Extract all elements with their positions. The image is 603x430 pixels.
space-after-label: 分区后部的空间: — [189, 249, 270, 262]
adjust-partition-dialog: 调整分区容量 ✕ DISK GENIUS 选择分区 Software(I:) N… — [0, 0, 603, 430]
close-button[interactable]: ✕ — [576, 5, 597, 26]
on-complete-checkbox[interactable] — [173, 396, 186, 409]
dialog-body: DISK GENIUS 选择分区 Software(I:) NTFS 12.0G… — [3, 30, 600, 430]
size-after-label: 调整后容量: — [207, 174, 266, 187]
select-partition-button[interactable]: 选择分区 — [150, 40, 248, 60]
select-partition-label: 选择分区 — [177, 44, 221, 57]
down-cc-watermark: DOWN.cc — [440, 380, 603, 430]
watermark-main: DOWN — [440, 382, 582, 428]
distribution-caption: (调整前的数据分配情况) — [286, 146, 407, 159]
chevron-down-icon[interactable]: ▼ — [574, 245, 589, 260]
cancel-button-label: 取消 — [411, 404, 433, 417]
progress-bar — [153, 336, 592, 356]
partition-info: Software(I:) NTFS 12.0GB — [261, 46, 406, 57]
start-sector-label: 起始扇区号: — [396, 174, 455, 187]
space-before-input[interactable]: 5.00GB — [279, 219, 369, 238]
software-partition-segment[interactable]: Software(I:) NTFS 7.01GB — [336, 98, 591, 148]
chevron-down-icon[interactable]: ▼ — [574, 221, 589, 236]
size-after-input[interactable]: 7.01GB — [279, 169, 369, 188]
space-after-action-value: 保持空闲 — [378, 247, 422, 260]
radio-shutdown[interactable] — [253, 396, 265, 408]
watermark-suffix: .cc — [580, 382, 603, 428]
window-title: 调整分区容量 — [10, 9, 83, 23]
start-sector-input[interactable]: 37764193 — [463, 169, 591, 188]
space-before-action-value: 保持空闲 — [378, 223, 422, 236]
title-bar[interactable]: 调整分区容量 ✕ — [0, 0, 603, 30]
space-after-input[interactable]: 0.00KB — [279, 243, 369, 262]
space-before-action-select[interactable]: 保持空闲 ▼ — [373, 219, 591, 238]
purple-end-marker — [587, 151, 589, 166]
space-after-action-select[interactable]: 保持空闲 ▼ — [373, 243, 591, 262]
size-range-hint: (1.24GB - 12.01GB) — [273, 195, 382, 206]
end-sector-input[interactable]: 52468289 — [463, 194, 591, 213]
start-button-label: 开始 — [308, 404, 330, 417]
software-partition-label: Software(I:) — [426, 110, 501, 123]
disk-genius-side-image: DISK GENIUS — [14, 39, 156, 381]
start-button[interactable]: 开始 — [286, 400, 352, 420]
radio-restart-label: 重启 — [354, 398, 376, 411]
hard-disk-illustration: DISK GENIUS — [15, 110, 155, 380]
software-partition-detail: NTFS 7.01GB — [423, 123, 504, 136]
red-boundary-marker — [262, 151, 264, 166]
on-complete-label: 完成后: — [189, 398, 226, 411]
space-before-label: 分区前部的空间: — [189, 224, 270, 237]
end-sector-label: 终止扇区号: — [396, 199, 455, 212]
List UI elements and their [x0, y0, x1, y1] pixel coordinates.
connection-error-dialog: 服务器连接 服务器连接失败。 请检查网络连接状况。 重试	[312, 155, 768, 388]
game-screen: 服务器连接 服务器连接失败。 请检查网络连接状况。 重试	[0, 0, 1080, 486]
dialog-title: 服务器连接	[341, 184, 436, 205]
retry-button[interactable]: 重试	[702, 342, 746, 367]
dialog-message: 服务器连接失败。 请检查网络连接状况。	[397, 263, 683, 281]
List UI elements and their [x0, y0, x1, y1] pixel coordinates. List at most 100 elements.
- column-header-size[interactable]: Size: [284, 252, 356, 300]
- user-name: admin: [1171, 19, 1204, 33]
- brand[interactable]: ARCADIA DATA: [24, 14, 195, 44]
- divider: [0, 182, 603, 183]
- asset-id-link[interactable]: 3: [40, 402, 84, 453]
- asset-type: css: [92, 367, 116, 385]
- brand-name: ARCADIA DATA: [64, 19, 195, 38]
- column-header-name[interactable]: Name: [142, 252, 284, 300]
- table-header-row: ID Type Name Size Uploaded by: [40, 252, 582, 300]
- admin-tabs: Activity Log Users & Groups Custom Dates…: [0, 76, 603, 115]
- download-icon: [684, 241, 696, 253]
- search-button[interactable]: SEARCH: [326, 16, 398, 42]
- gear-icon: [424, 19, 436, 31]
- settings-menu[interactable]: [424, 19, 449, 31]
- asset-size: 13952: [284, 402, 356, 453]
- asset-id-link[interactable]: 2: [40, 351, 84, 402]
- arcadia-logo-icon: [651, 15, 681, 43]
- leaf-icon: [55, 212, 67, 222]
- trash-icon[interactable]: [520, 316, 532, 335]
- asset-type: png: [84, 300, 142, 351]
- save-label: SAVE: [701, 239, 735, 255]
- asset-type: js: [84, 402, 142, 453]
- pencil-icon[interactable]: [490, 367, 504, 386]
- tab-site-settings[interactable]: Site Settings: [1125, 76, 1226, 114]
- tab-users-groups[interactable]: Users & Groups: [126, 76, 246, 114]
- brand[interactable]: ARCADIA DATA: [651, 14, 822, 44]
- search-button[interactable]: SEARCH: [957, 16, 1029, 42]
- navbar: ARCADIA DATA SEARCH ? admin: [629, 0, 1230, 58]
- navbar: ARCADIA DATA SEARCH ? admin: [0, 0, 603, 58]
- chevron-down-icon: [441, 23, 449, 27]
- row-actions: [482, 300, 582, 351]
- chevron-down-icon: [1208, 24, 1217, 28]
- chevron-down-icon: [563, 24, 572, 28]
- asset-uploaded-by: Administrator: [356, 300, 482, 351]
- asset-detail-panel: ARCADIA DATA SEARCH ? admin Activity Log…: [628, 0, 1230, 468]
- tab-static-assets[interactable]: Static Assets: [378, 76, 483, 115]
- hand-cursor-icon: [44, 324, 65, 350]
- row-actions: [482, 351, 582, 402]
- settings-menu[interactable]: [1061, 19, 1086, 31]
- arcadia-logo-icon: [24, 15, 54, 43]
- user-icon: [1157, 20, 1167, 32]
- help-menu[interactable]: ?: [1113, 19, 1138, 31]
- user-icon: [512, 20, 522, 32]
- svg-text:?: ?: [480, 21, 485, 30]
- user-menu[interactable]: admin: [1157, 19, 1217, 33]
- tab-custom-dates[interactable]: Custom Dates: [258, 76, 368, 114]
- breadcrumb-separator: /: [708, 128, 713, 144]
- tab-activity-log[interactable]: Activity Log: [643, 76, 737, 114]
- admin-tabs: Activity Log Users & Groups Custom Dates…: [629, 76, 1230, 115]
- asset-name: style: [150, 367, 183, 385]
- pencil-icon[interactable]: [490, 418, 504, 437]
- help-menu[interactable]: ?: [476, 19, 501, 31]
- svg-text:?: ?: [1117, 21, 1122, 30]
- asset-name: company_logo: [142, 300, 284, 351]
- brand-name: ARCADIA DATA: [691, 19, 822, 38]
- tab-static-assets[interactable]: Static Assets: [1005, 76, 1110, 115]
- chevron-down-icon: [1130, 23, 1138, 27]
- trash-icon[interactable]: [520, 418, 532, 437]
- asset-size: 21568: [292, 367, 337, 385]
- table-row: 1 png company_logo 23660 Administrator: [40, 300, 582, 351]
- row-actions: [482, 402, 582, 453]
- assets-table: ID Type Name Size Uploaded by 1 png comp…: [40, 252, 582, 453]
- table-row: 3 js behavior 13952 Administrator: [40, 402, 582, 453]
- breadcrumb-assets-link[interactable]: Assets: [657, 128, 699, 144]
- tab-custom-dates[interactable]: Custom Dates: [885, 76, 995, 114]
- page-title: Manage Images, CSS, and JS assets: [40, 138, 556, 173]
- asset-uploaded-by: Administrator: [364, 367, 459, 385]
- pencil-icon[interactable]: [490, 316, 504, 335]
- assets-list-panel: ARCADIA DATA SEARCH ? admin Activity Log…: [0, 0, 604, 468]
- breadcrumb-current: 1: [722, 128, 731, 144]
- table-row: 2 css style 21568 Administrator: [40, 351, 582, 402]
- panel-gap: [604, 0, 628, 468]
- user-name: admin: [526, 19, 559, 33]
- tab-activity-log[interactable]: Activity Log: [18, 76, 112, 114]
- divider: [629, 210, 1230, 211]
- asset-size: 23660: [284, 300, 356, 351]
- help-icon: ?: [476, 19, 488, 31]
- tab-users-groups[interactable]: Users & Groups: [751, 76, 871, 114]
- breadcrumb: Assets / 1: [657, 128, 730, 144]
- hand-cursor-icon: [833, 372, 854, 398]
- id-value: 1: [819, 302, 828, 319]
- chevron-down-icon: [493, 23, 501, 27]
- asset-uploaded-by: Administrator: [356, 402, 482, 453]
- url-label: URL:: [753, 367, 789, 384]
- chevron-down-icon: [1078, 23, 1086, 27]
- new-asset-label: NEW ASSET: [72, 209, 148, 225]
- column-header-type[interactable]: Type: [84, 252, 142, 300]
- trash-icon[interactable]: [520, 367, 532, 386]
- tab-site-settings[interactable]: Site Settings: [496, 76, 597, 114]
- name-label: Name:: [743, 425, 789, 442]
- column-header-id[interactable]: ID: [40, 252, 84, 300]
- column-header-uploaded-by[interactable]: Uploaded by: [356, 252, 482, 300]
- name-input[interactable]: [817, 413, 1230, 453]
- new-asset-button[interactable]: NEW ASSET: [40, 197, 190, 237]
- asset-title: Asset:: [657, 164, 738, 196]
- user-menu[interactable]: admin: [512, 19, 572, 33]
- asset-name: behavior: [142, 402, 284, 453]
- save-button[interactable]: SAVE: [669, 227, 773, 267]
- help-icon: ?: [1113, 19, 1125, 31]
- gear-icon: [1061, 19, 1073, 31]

******

(Task requirements)
Starting at the beginning of the entries and ending at the line that contains "space-after-action-select[interactable]: 保持空闲 ▼", lay out those lines as a numbered list, both ends included and blank lines omitted.

(Final result)
1. Extract all elements with their positions. The image is 603x430 pixels.
2. space-after-label: 分区后部的空间: — [189, 249, 270, 262]
3. adjust-partition-dialog: 调整分区容量 ✕ DISK GENIUS 选择分区 Software(I:) N… — [0, 0, 603, 430]
4. close-button[interactable]: ✕ — [576, 5, 597, 26]
5. on-complete-checkbox[interactable] — [173, 396, 186, 409]
6. dialog-body: DISK GENIUS 选择分区 Software(I:) NTFS 12.0G… — [3, 30, 600, 430]
7. size-after-label: 调整后容量: — [207, 174, 266, 187]
8. select-partition-button[interactable]: 选择分区 — [150, 40, 248, 60]
9. select-partition-label: 选择分区 — [177, 44, 221, 57]
10. down-cc-watermark: DOWN.cc — [440, 380, 603, 430]
11. watermark-main: DOWN — [440, 382, 582, 428]
12. distribution-caption: (调整前的数据分配情况) — [286, 146, 407, 159]
13. chevron-down-icon[interactable]: ▼ — [574, 245, 589, 260]
14. cancel-button-label: 取消 — [411, 404, 433, 417]
15. progress-bar — [153, 336, 592, 356]
16. partition-info: Software(I:) NTFS 12.0GB — [261, 46, 406, 57]
17. start-sector-label: 起始扇区号: — [396, 174, 455, 187]
18. space-before-input[interactable]: 5.00GB — [279, 219, 369, 238]
19. software-partition-segment[interactable]: Software(I:) NTFS 7.01GB — [336, 98, 591, 148]
20. chevron-down-icon[interactable]: ▼ — [574, 221, 589, 236]
21. size-after-input[interactable]: 7.01GB — [279, 169, 369, 188]
22. space-after-action-value: 保持空闲 — [378, 247, 422, 260]
23. radio-shutdown[interactable] — [253, 396, 265, 408]
24. watermark-suffix: .cc — [580, 382, 603, 428]
25. window-title: 调整分区容量 — [10, 9, 83, 23]
26. start-sector-input[interactable]: 37764193 — [463, 169, 591, 188]
27. space-before-action-value: 保持空闲 — [378, 223, 422, 236]
28. title-bar[interactable]: 调整分区容量 ✕ — [0, 0, 603, 30]
29. space-after-input[interactable]: 0.00KB — [279, 243, 369, 262]
30. space-before-action-select[interactable]: 保持空闲 ▼ — [373, 219, 591, 238]
31. purple-end-marker — [587, 151, 589, 166]
32. space-after-action-select[interactable]: 保持空闲 ▼ — [373, 243, 591, 262]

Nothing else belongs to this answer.